Would you transcribe the listing that follows, character for character, and omit its images?

(Rows from a dataset)

____

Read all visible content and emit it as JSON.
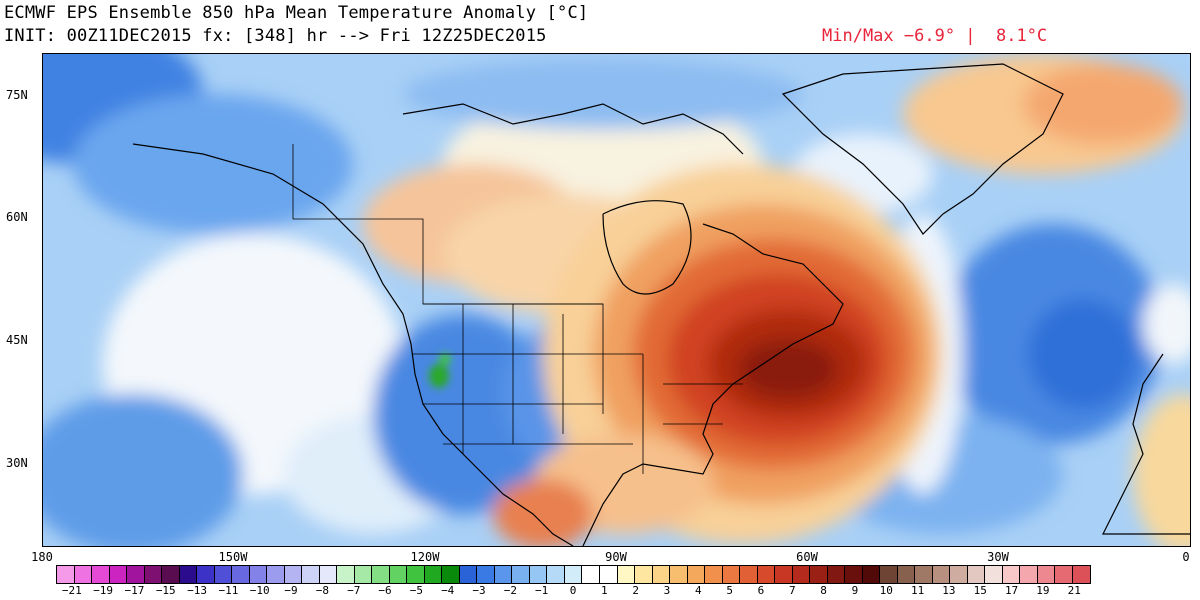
{
  "header": {
    "title_line1": "ECMWF EPS Ensemble 850 hPa Mean Temperature Anomaly [°C]",
    "title_line2": "INIT: 00Z11DEC2015 fx: [348] hr --> Fri 12Z25DEC2015",
    "minmax": "Min/Max −6.9° |  8.1°C"
  },
  "axes": {
    "lat_labels": [
      "75N",
      "60N",
      "45N",
      "30N"
    ],
    "lon_labels": [
      "180",
      "150W",
      "120W",
      "90W",
      "60W",
      "30W",
      "0"
    ]
  },
  "colors": {
    "minmax_text": "#e8253a",
    "ocean_cold": "#9ec8f5",
    "warm_core": "#b02a10",
    "cold_core": "#2f6fd8"
  },
  "colorbar": {
    "colors": [
      "#f59ae8",
      "#ef72e2",
      "#e44ad6",
      "#cc24c0",
      "#a0149e",
      "#7d1070",
      "#5a0c50",
      "#2a0c8c",
      "#3c32c8",
      "#4f4fd8",
      "#6868e0",
      "#8282e8",
      "#9c9cee",
      "#b4b4f2",
      "#cdd3f6",
      "#e4e8fa",
      "#c8f2c8",
      "#a6e8a6",
      "#84de84",
      "#62d262",
      "#40c440",
      "#20a820",
      "#0a8a0a",
      "#2a62d8",
      "#3a7ae4",
      "#5a96ec",
      "#78b0f0",
      "#96c6f4",
      "#b4daf8",
      "#d2ecfa",
      "#ffffff",
      "#ffffff",
      "#fff8c4",
      "#ffe6a0",
      "#fcd488",
      "#f8be70",
      "#f4a85c",
      "#f0904c",
      "#ea7840",
      "#e26036",
      "#d84a2c",
      "#c83624",
      "#b42a1c",
      "#9a2016",
      "#821812",
      "#6a100c",
      "#520a08",
      "#6e4434",
      "#88604e",
      "#a07866",
      "#b89080",
      "#ceaca0",
      "#e2c8c0",
      "#f2e0dc",
      "#f8c8c8",
      "#f4a8ae",
      "#ee8890",
      "#e66a72",
      "#dc5058"
    ],
    "labels": [
      "−21",
      "−19",
      "−17",
      "−15",
      "−13",
      "−11",
      "−10",
      "−9",
      "−8",
      "−7",
      "−6",
      "−5",
      "−4",
      "−3",
      "−2",
      "−1",
      "0",
      "1",
      "2",
      "3",
      "4",
      "5",
      "6",
      "7",
      "8",
      "9",
      "10",
      "11",
      "13",
      "15",
      "17",
      "19",
      "21"
    ]
  }
}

____

* [RESPONSE TO THIS EXERCISE]
Read all visible content and emit it as JSON.
{
  "header": {
    "title_line1": "ECMWF EPS Ensemble 850 hPa Mean Temperature Anomaly [°C]",
    "title_line2": "INIT: 00Z11DEC2015 fx: [348] hr --> Fri 12Z25DEC2015",
    "minmax": "Min/Max −6.9° |  8.1°C"
  },
  "axes": {
    "lat_labels": [
      "75N",
      "60N",
      "45N",
      "30N"
    ],
    "lon_labels": [
      "180",
      "150W",
      "120W",
      "90W",
      "60W",
      "30W",
      "0"
    ]
  },
  "colors": {
    "minmax_text": "#e8253a",
    "ocean_cold": "#9ec8f5",
    "warm_core": "#b02a10",
    "cold_core": "#2f6fd8"
  },
  "colorbar": {
    "colors": [
      "#f59ae8",
      "#ef72e2",
      "#e44ad6",
      "#cc24c0",
      "#a0149e",
      "#7d1070",
      "#5a0c50",
      "#2a0c8c",
      "#3c32c8",
      "#4f4fd8",
      "#6868e0",
      "#8282e8",
      "#9c9cee",
      "#b4b4f2",
      "#cdd3f6",
      "#e4e8fa",
      "#c8f2c8",
      "#a6e8a6",
      "#84de84",
      "#62d262",
      "#40c440",
      "#20a820",
      "#0a8a0a",
      "#2a62d8",
      "#3a7ae4",
      "#5a96ec",
      "#78b0f0",
      "#96c6f4",
      "#b4daf8",
      "#d2ecfa",
      "#ffffff",
      "#ffffff",
      "#fff8c4",
      "#ffe6a0",
      "#fcd488",
      "#f8be70",
      "#f4a85c",
      "#f0904c",
      "#ea7840",
      "#e26036",
      "#d84a2c",
      "#c83624",
      "#b42a1c",
      "#9a2016",
      "#821812",
      "#6a100c",
      "#520a08",
      "#6e4434",
      "#88604e",
      "#a07866",
      "#b89080",
      "#ceaca0",
      "#e2c8c0",
      "#f2e0dc",
      "#f8c8c8",
      "#f4a8ae",
      "#ee8890",
      "#e66a72",
      "#dc5058"
    ],
    "labels": [
      "−21",
      "−19",
      "−17",
      "−15",
      "−13",
      "−11",
      "−10",
      "−9",
      "−8",
      "−7",
      "−6",
      "−5",
      "−4",
      "−3",
      "−2",
      "−1",
      "0",
      "1",
      "2",
      "3",
      "4",
      "5",
      "6",
      "7",
      "8",
      "9",
      "10",
      "11",
      "13",
      "15",
      "17",
      "19",
      "21"
    ]
  }
}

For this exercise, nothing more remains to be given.